(Dataset entries)
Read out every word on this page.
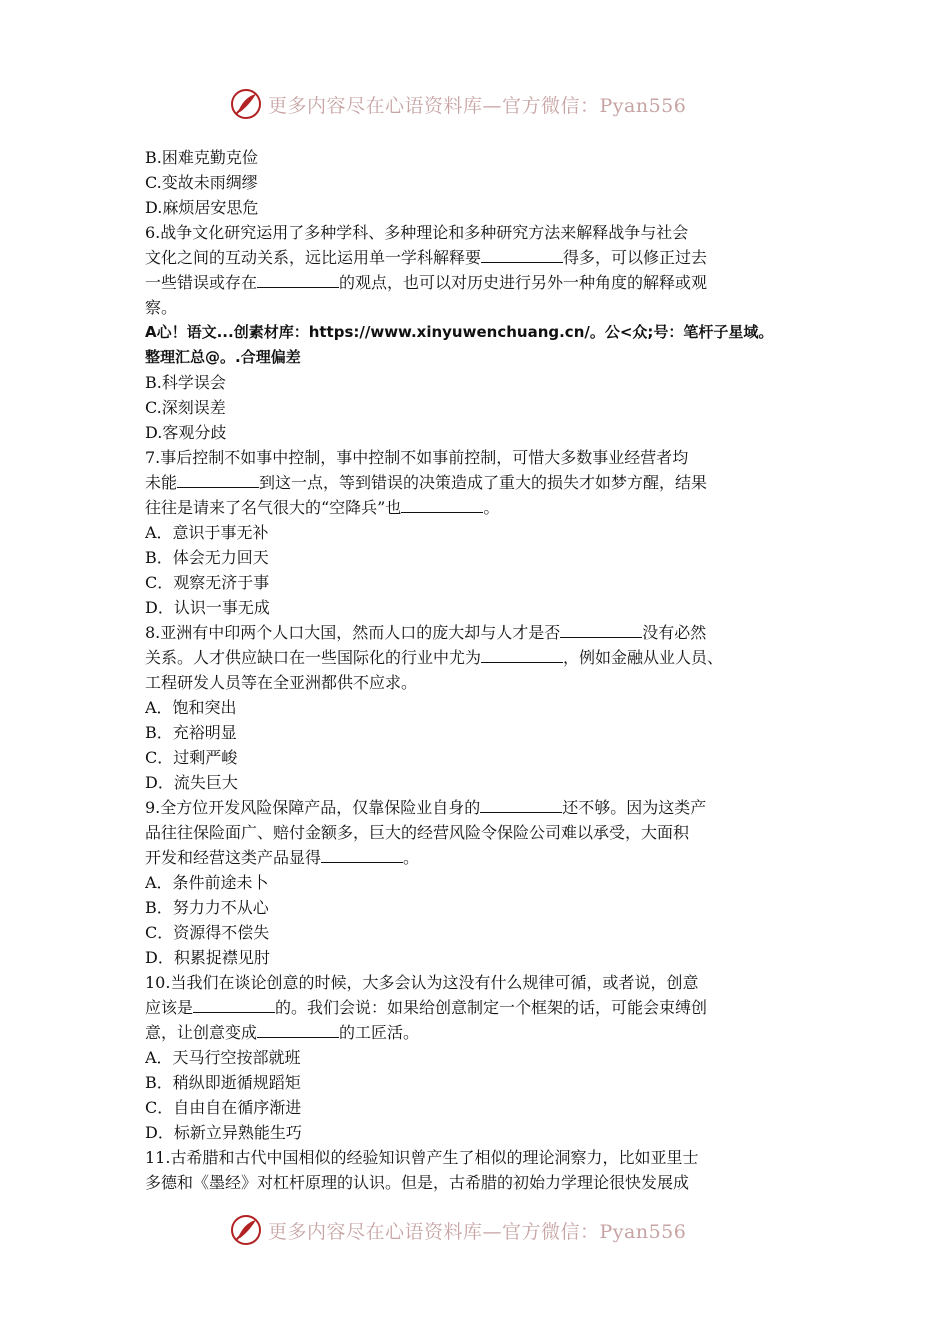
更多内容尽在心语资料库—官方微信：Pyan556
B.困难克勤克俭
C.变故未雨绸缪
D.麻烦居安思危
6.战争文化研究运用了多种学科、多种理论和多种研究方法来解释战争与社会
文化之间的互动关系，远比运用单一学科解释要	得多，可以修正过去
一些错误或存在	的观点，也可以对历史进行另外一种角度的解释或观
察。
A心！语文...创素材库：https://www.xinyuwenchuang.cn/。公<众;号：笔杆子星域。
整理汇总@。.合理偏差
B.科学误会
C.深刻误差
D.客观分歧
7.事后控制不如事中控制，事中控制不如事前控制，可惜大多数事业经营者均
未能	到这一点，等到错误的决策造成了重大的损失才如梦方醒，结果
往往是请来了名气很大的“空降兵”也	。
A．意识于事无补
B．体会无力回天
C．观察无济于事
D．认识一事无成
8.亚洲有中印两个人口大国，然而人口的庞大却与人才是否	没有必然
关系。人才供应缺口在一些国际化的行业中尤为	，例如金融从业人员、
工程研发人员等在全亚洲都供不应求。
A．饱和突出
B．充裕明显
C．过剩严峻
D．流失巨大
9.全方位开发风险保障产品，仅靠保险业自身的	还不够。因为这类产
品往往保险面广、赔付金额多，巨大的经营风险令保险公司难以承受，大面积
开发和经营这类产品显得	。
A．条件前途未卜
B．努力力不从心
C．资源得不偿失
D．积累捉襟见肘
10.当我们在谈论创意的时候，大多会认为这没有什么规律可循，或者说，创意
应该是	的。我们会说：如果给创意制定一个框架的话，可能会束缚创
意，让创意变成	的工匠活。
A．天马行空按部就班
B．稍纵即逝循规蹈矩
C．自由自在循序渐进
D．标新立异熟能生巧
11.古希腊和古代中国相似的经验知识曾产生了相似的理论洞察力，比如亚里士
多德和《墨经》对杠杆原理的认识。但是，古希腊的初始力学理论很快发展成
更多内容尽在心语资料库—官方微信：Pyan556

▶ **TASK GOAL**:
Make an exact copy of the data above, pictures excluded.

▶ **SOLUTION TO THIS PROBLEM**:
Read out every word on this page.
更多内容尽在心语资料库—官方微信：Pyan556
B.困难克勤克俭
C.变故未雨绸缪
D.麻烦居安思危
6.战争文化研究运用了多种学科、多种理论和多种研究方法来解释战争与社会
文化之间的互动关系，远比运用单一学科解释要	得多，可以修正过去
一些错误或存在	的观点，也可以对历史进行另外一种角度的解释或观
察。
A心！语文...创素材库：https://www.xinyuwenchuang.cn/。公<众;号：笔杆子星域。
整理汇总@。.合理偏差
B.科学误会
C.深刻误差
D.客观分歧
7.事后控制不如事中控制，事中控制不如事前控制，可惜大多数事业经营者均
未能	到这一点，等到错误的决策造成了重大的损失才如梦方醒，结果
往往是请来了名气很大的“空降兵”也	。
A．意识于事无补
B．体会无力回天
C．观察无济于事
D．认识一事无成
8.亚洲有中印两个人口大国，然而人口的庞大却与人才是否	没有必然
关系。人才供应缺口在一些国际化的行业中尤为	，例如金融从业人员、
工程研发人员等在全亚洲都供不应求。
A．饱和突出
B．充裕明显
C．过剩严峻
D．流失巨大
9.全方位开发风险保障产品，仅靠保险业自身的	还不够。因为这类产
品往往保险面广、赔付金额多，巨大的经营风险令保险公司难以承受，大面积
开发和经营这类产品显得	。
A．条件前途未卜
B．努力力不从心
C．资源得不偿失
D．积累捉襟见肘
10.当我们在谈论创意的时候，大多会认为这没有什么规律可循，或者说，创意
应该是	的。我们会说：如果给创意制定一个框架的话，可能会束缚创
意，让创意变成	的工匠活。
A．天马行空按部就班
B．稍纵即逝循规蹈矩
C．自由自在循序渐进
D．标新立异熟能生巧
11.古希腊和古代中国相似的经验知识曾产生了相似的理论洞察力，比如亚里士
多德和《墨经》对杠杆原理的认识。但是，古希腊的初始力学理论很快发展成
更多内容尽在心语资料库—官方微信：Pyan556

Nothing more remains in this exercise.